What is asked:
Reproduce all of the material word for word.

========

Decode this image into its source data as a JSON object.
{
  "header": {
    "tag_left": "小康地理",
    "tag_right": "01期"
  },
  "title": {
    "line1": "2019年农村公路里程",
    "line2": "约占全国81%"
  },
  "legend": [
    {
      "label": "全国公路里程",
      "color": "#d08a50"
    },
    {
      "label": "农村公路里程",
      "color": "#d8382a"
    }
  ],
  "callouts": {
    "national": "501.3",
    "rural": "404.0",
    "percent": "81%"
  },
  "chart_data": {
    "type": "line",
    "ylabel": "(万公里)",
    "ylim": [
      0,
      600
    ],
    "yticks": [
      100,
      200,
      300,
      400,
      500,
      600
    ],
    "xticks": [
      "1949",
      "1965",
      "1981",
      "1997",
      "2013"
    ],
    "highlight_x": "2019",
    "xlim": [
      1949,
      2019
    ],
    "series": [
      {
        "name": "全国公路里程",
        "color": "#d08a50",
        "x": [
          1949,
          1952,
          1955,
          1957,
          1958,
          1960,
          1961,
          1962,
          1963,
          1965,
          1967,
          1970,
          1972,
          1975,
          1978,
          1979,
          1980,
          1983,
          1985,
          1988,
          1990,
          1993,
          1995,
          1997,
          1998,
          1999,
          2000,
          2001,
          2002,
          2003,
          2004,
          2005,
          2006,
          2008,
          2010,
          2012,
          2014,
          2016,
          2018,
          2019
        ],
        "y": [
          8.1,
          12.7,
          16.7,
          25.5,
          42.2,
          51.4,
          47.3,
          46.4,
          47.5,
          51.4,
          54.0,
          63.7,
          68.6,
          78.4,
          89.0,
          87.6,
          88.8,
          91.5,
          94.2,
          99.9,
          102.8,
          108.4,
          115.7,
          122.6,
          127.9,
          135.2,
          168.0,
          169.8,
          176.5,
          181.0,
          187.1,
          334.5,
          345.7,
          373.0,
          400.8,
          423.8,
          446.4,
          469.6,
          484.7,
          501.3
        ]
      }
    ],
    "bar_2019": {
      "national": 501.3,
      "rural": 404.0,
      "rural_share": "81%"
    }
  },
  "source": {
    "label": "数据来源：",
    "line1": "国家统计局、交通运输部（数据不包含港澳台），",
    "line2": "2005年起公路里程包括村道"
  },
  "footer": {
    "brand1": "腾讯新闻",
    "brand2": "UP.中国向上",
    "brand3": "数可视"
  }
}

========

The reply:
Decode this image into its source data as a JSON object.
{
  "header": {
    "tag_left": "小康地理",
    "tag_right": "01期"
  },
  "title": {
    "line1": "2019年农村公路里程",
    "line2": "约占全国81%"
  },
  "legend": [
    {
      "label": "全国公路里程",
      "color": "#d08a50"
    },
    {
      "label": "农村公路里程",
      "color": "#d8382a"
    }
  ],
  "callouts": {
    "national": "501.3",
    "rural": "404.0",
    "percent": "81%"
  },
  "chart_data": {
    "type": "line",
    "ylabel": "(万公里)",
    "ylim": [
      0,
      600
    ],
    "yticks": [
      100,
      200,
      300,
      400,
      500,
      600
    ],
    "xticks": [
      "1949",
      "1965",
      "1981",
      "1997",
      "2013"
    ],
    "highlight_x": "2019",
    "xlim": [
      1949,
      2019
    ],
    "series": [
      {
        "name": "全国公路里程",
        "color": "#d08a50",
        "x": [
          1949,
          1952,
          1955,
          1957,
          1958,
          1960,
          1961,
          1962,
          1963,
          1965,
          1967,
          1970,
          1972,
          1975,
          1978,
          1979,
          1980,
          1983,
          1985,
          1988,
          1990,
          1993,
          1995,
          1997,
          1998,
          1999,
          2000,
          2001,
          2002,
          2003,
          2004,
          2005,
          2006,
          2008,
          2010,
          2012,
          2014,
          2016,
          2018,
          2019
        ],
        "y": [
          8.1,
          12.7,
          16.7,
          25.5,
          42.2,
          51.4,
          47.3,
          46.4,
          47.5,
          51.4,
          54.0,
          63.7,
          68.6,
          78.4,
          89.0,
          87.6,
          88.8,
          91.5,
          94.2,
          99.9,
          102.8,
          108.4,
          115.7,
          122.6,
          127.9,
          135.2,
          168.0,
          169.8,
          176.5,
          181.0,
          187.1,
          334.5,
          345.7,
          373.0,
          400.8,
          423.8,
          446.4,
          469.6,
          484.7,
          501.3
        ]
      }
    ],
    "bar_2019": {
      "national": 501.3,
      "rural": 404.0,
      "rural_share": "81%"
    }
  },
  "source": {
    "label": "数据来源：",
    "line1": "国家统计局、交通运输部（数据不包含港澳台），",
    "line2": "2005年起公路里程包括村道"
  },
  "footer": {
    "brand1": "腾讯新闻",
    "brand2": "UP.中国向上",
    "brand3": "数可视"
  }
}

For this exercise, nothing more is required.